begin SUPPLIED RECORDS
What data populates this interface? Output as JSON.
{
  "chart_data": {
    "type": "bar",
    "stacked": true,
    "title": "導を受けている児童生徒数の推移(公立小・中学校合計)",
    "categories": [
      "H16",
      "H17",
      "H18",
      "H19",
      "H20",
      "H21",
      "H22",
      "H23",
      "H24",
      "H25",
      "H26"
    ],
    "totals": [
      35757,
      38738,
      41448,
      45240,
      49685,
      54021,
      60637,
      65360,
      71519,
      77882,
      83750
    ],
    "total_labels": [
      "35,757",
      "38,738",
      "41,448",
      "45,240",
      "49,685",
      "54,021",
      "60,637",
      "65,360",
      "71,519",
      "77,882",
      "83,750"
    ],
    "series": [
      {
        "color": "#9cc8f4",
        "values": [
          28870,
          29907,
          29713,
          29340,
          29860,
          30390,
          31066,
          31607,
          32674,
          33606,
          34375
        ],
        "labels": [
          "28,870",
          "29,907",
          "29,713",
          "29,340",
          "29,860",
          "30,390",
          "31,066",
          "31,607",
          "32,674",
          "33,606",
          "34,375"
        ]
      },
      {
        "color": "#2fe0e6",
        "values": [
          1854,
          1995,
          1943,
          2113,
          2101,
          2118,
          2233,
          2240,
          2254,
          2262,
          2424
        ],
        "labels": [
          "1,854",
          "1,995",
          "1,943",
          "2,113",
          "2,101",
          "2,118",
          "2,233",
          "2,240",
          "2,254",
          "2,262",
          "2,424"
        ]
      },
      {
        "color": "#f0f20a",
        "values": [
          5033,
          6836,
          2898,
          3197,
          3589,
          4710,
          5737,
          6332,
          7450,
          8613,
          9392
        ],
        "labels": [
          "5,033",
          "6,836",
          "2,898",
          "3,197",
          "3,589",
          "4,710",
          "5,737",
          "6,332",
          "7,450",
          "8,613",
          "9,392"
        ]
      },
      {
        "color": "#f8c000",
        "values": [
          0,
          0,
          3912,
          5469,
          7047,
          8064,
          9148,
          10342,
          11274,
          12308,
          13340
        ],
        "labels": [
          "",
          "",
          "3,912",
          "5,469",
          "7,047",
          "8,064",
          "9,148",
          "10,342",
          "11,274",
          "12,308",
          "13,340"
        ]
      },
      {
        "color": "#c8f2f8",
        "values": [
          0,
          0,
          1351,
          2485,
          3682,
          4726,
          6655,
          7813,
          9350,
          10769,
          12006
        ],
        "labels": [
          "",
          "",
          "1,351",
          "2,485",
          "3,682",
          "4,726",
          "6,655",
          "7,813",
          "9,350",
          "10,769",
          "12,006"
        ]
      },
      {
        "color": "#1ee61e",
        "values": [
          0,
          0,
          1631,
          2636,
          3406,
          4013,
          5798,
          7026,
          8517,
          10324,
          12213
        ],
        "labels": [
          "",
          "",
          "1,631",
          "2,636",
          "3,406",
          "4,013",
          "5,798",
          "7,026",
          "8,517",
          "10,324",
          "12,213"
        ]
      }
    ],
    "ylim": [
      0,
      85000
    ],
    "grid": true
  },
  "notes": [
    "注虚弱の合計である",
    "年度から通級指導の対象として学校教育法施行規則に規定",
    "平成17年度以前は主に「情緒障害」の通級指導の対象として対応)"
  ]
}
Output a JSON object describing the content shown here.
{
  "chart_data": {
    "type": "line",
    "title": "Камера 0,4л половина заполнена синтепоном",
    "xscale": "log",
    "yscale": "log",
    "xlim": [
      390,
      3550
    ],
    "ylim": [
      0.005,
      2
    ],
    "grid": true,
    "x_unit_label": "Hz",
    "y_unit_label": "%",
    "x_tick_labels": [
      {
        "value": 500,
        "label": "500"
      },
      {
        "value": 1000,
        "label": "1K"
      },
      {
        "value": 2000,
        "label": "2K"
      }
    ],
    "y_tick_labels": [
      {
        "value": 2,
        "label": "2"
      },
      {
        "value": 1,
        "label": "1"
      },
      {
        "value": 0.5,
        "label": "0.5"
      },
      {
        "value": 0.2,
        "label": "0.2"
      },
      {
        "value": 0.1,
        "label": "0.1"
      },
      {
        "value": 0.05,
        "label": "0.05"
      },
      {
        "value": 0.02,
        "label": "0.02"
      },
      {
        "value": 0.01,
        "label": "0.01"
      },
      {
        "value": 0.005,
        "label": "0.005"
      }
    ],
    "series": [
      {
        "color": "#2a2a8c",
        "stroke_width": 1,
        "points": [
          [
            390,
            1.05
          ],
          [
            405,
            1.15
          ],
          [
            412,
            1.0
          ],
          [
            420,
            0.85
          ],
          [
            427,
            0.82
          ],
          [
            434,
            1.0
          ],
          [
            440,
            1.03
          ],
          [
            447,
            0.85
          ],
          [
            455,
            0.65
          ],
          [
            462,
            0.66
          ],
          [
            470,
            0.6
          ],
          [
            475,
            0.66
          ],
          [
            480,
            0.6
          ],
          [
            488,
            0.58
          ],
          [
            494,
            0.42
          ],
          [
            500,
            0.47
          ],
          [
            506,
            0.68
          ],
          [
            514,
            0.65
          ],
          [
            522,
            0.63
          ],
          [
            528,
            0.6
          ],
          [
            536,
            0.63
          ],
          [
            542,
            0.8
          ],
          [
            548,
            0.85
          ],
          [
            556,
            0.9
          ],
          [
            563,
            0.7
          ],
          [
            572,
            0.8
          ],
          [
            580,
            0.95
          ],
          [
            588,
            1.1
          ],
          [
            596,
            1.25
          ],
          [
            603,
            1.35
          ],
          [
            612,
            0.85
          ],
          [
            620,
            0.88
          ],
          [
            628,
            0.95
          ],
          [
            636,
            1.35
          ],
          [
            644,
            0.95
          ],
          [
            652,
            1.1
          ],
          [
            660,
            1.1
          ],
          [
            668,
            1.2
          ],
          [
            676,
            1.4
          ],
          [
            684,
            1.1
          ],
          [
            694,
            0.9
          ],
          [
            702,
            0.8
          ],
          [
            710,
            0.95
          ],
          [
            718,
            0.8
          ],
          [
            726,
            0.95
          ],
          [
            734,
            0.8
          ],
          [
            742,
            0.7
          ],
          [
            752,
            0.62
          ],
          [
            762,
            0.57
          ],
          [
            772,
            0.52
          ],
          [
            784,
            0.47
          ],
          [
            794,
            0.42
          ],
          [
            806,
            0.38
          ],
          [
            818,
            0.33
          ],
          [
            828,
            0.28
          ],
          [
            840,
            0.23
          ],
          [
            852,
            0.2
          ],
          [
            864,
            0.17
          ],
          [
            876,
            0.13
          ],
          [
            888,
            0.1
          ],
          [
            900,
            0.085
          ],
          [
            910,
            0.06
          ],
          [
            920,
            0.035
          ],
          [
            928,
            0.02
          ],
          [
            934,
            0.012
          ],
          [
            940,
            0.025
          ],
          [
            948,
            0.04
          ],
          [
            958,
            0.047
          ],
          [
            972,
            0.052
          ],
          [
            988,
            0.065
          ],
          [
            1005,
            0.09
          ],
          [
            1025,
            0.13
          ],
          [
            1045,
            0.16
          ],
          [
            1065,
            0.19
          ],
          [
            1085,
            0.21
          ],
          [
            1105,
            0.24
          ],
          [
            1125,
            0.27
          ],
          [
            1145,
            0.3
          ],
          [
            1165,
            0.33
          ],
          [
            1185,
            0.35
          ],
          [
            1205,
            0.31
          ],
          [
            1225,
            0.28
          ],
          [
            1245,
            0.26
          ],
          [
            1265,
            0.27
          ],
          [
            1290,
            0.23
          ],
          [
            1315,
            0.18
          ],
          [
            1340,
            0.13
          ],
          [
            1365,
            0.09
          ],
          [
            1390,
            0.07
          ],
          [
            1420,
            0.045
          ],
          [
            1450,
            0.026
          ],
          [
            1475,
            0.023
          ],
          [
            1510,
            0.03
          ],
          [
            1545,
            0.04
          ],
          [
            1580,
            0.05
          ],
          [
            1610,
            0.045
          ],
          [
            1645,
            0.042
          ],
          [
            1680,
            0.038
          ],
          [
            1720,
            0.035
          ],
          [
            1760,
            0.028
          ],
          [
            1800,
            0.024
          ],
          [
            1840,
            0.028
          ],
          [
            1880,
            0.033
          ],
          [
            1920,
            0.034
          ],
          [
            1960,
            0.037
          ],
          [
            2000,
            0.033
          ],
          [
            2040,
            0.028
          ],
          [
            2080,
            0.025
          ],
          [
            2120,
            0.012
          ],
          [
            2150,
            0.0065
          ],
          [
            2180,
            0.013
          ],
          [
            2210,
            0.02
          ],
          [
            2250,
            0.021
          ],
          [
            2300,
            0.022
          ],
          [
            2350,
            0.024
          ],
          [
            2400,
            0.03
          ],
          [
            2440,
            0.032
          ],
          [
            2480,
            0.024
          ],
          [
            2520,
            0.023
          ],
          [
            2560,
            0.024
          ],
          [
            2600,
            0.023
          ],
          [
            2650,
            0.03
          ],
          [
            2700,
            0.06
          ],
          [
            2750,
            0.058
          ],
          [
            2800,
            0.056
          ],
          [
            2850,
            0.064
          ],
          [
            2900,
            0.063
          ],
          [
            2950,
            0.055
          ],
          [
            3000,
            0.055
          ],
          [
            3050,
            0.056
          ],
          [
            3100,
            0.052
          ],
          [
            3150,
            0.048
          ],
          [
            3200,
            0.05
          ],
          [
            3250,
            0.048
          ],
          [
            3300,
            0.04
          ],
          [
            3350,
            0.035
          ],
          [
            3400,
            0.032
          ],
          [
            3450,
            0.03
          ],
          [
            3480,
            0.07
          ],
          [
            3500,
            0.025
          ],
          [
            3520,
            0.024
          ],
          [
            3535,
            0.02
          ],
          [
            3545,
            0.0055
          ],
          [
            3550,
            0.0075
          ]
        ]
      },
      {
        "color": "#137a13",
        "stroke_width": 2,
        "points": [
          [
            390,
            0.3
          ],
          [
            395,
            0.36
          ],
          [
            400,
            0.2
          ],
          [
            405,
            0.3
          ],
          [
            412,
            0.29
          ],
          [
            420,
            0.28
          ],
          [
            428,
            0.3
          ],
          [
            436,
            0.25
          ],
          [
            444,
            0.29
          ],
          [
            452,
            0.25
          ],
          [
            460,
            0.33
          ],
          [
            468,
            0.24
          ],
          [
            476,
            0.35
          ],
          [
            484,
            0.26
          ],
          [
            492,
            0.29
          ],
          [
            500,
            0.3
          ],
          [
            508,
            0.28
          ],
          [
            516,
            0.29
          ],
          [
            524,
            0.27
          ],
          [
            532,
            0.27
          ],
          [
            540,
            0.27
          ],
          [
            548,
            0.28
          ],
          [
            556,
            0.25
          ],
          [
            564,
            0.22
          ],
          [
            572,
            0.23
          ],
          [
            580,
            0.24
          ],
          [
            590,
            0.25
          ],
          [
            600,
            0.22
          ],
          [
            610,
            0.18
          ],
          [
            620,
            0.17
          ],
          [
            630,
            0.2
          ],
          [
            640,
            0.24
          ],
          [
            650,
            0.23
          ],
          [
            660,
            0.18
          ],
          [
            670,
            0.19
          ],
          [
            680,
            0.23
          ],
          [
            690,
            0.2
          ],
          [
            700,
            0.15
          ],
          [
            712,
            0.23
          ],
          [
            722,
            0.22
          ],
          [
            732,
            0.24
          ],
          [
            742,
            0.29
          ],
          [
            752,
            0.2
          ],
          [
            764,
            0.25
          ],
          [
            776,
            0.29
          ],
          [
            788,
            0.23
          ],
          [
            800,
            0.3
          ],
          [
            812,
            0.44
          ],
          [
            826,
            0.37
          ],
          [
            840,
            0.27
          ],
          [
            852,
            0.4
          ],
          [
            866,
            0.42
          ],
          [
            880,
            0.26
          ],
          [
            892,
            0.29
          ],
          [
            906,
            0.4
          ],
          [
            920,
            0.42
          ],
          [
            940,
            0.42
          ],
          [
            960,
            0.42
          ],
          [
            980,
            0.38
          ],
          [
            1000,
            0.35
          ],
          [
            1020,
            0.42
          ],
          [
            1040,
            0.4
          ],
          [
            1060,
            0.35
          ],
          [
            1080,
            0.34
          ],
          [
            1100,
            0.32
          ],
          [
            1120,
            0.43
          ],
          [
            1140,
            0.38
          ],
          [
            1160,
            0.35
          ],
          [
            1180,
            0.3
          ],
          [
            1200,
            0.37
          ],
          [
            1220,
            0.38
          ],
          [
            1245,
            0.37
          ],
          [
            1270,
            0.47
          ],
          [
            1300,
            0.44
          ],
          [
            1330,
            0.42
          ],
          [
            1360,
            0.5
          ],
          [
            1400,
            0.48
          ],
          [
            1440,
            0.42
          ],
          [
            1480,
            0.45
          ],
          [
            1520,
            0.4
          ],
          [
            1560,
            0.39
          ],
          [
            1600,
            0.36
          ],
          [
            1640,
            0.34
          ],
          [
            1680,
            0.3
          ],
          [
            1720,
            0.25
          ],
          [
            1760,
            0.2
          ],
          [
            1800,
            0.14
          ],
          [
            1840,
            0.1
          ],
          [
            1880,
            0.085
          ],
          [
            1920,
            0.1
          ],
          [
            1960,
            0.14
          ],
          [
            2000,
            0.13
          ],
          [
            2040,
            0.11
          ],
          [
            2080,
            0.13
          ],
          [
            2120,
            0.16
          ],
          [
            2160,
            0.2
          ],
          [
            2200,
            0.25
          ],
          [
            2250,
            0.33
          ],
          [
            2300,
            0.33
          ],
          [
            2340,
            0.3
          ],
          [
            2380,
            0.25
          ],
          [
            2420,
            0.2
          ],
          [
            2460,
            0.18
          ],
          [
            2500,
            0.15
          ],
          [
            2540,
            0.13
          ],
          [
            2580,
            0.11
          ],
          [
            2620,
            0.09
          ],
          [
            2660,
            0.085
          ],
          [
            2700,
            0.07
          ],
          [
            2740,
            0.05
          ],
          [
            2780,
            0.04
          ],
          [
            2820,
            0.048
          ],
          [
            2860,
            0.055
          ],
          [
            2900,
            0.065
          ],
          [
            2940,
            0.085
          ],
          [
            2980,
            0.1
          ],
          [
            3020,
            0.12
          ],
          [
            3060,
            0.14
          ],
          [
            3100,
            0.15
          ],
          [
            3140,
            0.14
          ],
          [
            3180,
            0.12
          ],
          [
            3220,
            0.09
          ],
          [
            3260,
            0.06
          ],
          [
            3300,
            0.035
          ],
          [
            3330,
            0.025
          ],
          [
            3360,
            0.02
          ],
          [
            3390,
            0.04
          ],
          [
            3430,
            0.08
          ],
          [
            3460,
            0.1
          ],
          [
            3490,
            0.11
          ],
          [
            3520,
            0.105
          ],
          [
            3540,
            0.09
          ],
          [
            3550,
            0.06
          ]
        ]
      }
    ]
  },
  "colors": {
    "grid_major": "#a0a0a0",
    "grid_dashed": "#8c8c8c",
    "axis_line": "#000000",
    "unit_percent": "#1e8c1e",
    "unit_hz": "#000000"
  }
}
end SUPPLIED RECORDS
• _REQUIRED TASK_: Give only the number of lines in the data that hold the word "JSON".

• _PROBLEM SOLUTION_: 2